> **EXERCISE OBJECTIVE**:
Output the entries below exactly as written, omitting pictures.

> **DATA EXTRACT**:
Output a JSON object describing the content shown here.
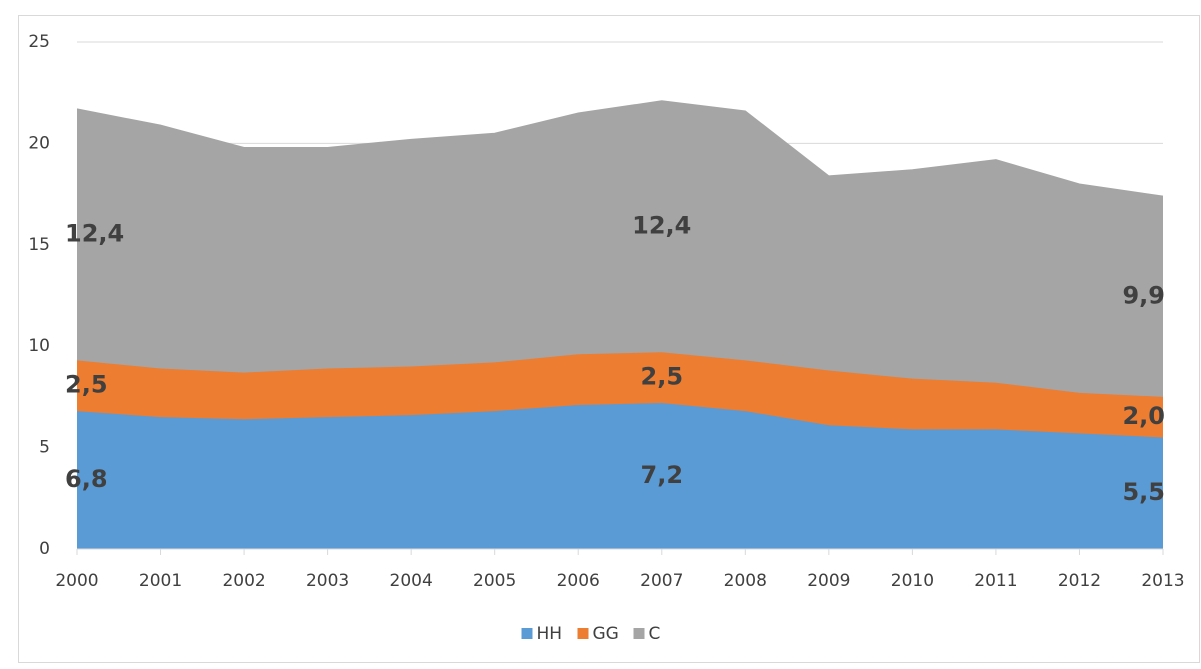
{
  "chart_data": {
    "type": "stacked-area",
    "categories": [
      "2000",
      "2001",
      "2002",
      "2003",
      "2004",
      "2005",
      "2006",
      "2007",
      "2008",
      "2009",
      "2010",
      "2011",
      "2012",
      "2013"
    ],
    "series": [
      {
        "name": "HH",
        "color": "#5b9bd5",
        "values": [
          6.8,
          6.5,
          6.4,
          6.5,
          6.6,
          6.8,
          7.1,
          7.2,
          6.8,
          6.1,
          5.9,
          5.9,
          5.7,
          5.5
        ],
        "value_labels": [
          "6,8",
          null,
          null,
          null,
          null,
          null,
          null,
          "7,2",
          null,
          null,
          null,
          null,
          null,
          "5,5"
        ]
      },
      {
        "name": "GG",
        "color": "#ed7d31",
        "values": [
          2.5,
          2.4,
          2.3,
          2.4,
          2.4,
          2.4,
          2.5,
          2.5,
          2.5,
          2.7,
          2.5,
          2.3,
          2.0,
          2.0
        ],
        "value_labels": [
          "2,5",
          null,
          null,
          null,
          null,
          null,
          null,
          "2,5",
          null,
          null,
          null,
          null,
          null,
          "2,0"
        ]
      },
      {
        "name": "C",
        "color": "#a5a5a5",
        "values": [
          12.4,
          12.0,
          11.1,
          10.9,
          11.2,
          11.3,
          11.9,
          12.4,
          12.3,
          9.6,
          10.3,
          11.0,
          10.3,
          9.9
        ],
        "value_labels": [
          "12,4",
          null,
          null,
          null,
          null,
          null,
          null,
          "12,4",
          null,
          null,
          null,
          null,
          null,
          "9,9"
        ]
      }
    ],
    "ylim": [
      0,
      25
    ],
    "yticks": [
      0,
      5,
      10,
      15,
      20,
      25
    ],
    "grid": true,
    "legend": "bottom"
  }
}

> **RESULT OF THE TASK**:
Output a JSON object describing the content shown here.
{
  "chart_data": {
    "type": "stacked-area",
    "categories": [
      "2000",
      "2001",
      "2002",
      "2003",
      "2004",
      "2005",
      "2006",
      "2007",
      "2008",
      "2009",
      "2010",
      "2011",
      "2012",
      "2013"
    ],
    "series": [
      {
        "name": "HH",
        "color": "#5b9bd5",
        "values": [
          6.8,
          6.5,
          6.4,
          6.5,
          6.6,
          6.8,
          7.1,
          7.2,
          6.8,
          6.1,
          5.9,
          5.9,
          5.7,
          5.5
        ],
        "value_labels": [
          "6,8",
          null,
          null,
          null,
          null,
          null,
          null,
          "7,2",
          null,
          null,
          null,
          null,
          null,
          "5,5"
        ]
      },
      {
        "name": "GG",
        "color": "#ed7d31",
        "values": [
          2.5,
          2.4,
          2.3,
          2.4,
          2.4,
          2.4,
          2.5,
          2.5,
          2.5,
          2.7,
          2.5,
          2.3,
          2.0,
          2.0
        ],
        "value_labels": [
          "2,5",
          null,
          null,
          null,
          null,
          null,
          null,
          "2,5",
          null,
          null,
          null,
          null,
          null,
          "2,0"
        ]
      },
      {
        "name": "C",
        "color": "#a5a5a5",
        "values": [
          12.4,
          12.0,
          11.1,
          10.9,
          11.2,
          11.3,
          11.9,
          12.4,
          12.3,
          9.6,
          10.3,
          11.0,
          10.3,
          9.9
        ],
        "value_labels": [
          "12,4",
          null,
          null,
          null,
          null,
          null,
          null,
          "12,4",
          null,
          null,
          null,
          null,
          null,
          "9,9"
        ]
      }
    ],
    "ylim": [
      0,
      25
    ],
    "yticks": [
      0,
      5,
      10,
      15,
      20,
      25
    ],
    "grid": true,
    "legend": "bottom"
  }
}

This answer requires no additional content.